Set exercise » Take from the listing each line that has the string "results".

Records:
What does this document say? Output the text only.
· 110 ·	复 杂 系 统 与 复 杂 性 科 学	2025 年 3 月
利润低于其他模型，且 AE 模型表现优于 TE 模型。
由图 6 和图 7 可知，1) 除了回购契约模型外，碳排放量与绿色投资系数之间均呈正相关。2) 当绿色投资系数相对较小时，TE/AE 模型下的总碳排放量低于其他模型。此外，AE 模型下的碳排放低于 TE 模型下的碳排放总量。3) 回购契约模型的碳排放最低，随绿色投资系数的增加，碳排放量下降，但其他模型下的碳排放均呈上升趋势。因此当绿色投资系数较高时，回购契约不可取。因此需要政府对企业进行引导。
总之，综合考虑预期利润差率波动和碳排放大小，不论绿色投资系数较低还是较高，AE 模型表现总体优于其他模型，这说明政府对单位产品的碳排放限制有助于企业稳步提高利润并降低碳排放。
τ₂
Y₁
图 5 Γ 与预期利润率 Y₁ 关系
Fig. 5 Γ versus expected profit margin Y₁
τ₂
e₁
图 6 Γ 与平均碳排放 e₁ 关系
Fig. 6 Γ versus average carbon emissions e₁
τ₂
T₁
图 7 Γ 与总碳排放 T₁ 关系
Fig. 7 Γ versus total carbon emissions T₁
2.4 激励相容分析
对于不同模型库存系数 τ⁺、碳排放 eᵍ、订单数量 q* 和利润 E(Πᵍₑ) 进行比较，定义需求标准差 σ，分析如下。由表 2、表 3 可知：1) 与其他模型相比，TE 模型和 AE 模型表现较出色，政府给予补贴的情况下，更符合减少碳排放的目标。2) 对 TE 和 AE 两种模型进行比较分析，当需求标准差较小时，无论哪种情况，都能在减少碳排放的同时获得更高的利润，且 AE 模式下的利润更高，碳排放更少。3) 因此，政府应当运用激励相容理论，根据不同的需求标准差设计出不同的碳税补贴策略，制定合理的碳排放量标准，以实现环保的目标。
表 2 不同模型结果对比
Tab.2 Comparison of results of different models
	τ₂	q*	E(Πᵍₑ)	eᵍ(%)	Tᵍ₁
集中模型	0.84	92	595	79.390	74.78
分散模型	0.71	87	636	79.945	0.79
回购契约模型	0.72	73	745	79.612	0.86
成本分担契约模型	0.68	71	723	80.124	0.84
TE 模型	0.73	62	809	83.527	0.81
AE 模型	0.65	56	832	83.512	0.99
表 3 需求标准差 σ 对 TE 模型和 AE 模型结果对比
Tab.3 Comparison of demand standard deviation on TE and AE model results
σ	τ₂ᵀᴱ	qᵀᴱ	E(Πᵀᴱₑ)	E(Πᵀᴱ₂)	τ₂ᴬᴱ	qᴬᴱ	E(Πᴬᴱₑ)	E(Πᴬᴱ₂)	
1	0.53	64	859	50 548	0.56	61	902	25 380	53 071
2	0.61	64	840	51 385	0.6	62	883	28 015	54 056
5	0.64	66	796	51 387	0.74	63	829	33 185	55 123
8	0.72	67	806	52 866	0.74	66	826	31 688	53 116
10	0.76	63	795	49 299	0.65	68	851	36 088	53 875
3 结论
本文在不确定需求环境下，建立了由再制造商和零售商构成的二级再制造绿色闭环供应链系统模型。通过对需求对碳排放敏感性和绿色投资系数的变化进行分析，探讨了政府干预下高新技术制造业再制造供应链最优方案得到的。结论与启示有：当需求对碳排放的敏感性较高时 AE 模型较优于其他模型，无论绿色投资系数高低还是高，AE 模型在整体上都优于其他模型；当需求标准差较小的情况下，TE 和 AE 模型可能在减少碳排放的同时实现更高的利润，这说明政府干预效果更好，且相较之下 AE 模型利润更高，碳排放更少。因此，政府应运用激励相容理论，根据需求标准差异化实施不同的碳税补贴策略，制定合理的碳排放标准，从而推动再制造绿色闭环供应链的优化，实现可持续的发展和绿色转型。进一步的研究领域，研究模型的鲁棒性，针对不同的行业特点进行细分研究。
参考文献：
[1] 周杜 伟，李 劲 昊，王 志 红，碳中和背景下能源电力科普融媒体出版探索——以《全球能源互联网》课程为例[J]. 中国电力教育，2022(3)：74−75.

==

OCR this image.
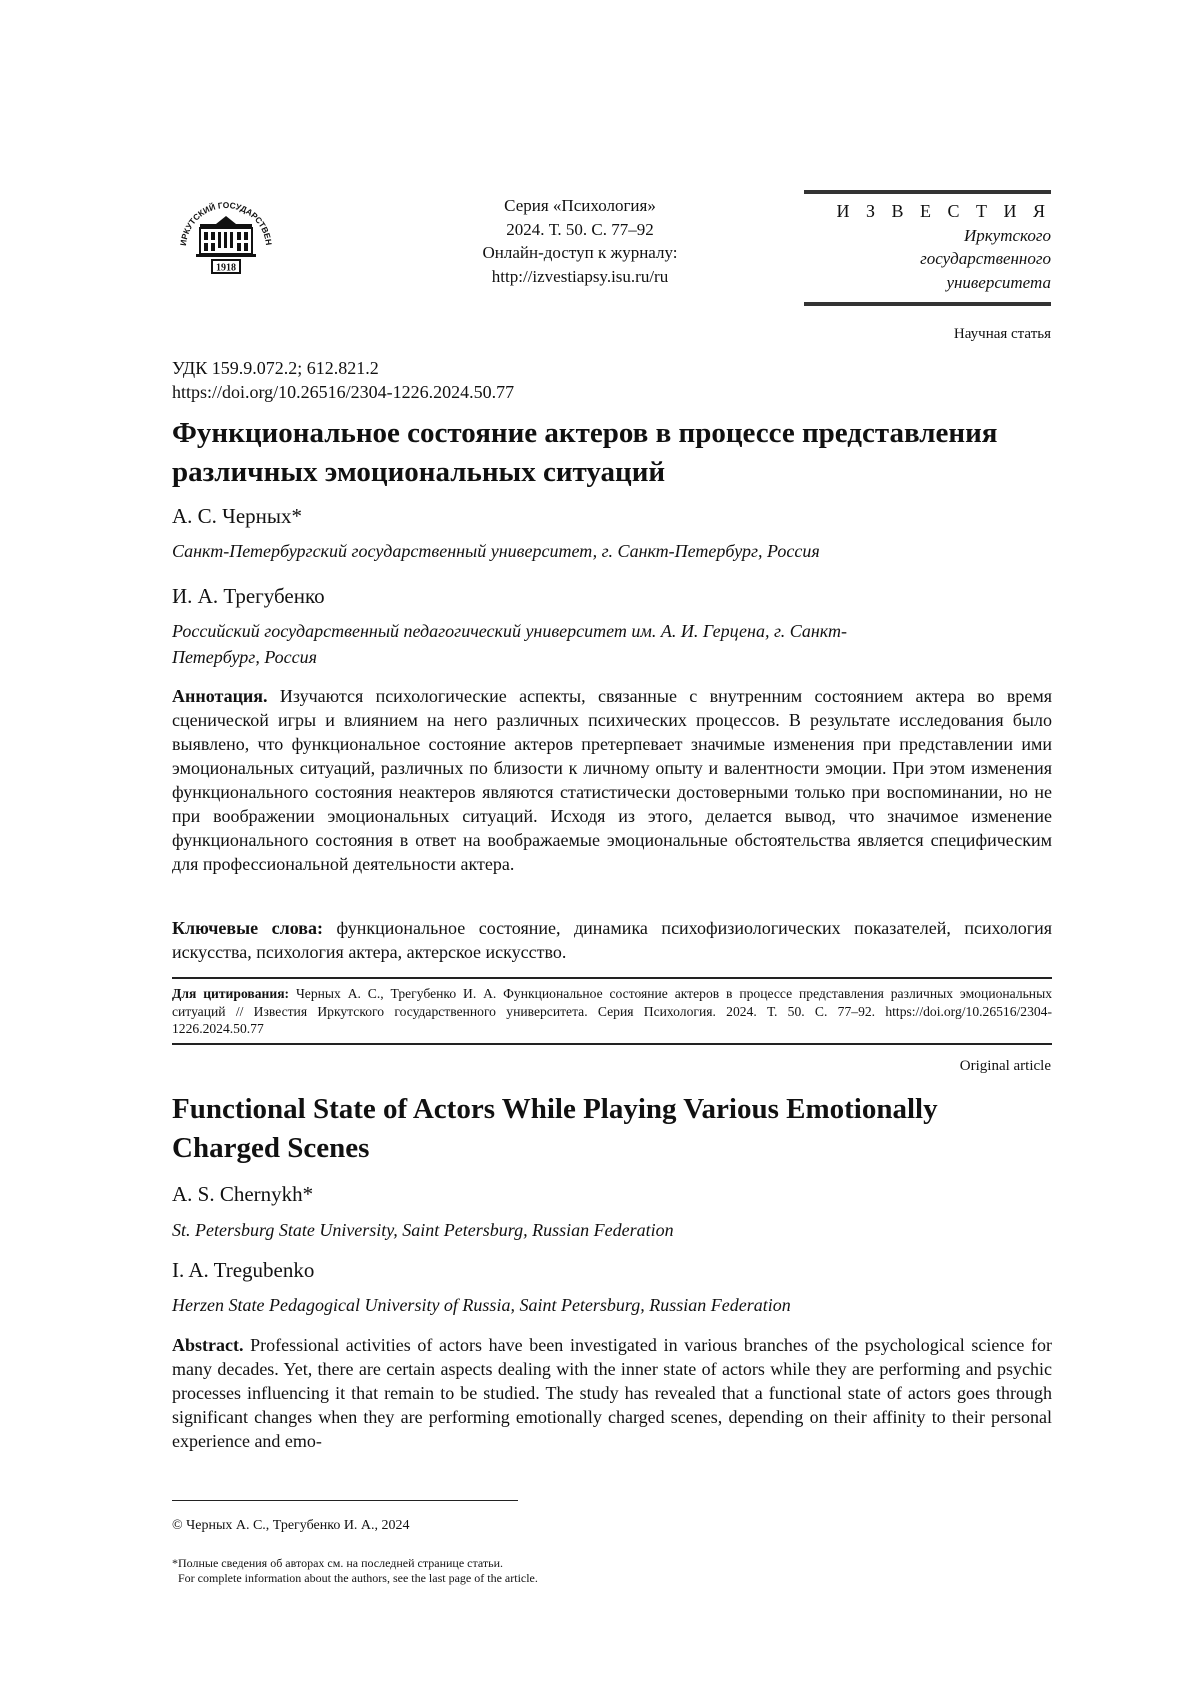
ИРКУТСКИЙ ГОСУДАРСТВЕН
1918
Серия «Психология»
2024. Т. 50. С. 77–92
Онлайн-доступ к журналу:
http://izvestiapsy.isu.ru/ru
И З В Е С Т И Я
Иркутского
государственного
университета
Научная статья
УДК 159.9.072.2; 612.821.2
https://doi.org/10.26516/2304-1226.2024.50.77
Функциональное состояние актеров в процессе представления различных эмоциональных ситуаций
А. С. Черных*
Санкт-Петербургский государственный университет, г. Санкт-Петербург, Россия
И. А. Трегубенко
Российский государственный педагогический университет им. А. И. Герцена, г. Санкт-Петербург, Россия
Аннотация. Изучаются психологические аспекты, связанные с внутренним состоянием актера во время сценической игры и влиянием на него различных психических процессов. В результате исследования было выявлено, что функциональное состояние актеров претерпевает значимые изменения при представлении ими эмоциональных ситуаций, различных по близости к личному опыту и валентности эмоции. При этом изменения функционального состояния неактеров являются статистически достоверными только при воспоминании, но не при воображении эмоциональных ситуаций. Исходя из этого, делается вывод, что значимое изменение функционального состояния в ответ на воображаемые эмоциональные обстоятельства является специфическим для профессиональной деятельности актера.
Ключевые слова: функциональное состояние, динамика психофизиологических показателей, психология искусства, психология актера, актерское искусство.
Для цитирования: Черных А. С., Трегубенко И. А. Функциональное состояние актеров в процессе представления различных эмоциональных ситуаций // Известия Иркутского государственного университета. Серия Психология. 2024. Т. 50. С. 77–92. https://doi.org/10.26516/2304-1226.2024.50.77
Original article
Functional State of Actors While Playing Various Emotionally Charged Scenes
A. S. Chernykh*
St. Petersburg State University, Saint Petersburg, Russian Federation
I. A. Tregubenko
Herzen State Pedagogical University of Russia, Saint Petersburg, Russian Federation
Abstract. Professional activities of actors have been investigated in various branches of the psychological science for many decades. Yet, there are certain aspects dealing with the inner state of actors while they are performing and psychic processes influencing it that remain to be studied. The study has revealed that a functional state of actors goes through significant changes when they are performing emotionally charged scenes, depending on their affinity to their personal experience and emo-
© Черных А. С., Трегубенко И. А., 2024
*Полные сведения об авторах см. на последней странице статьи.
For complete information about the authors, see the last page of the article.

Task result »
Tab.2 Comparison of results of different models
Tab.3 Comparison of demand standard deviation on TE and AE model results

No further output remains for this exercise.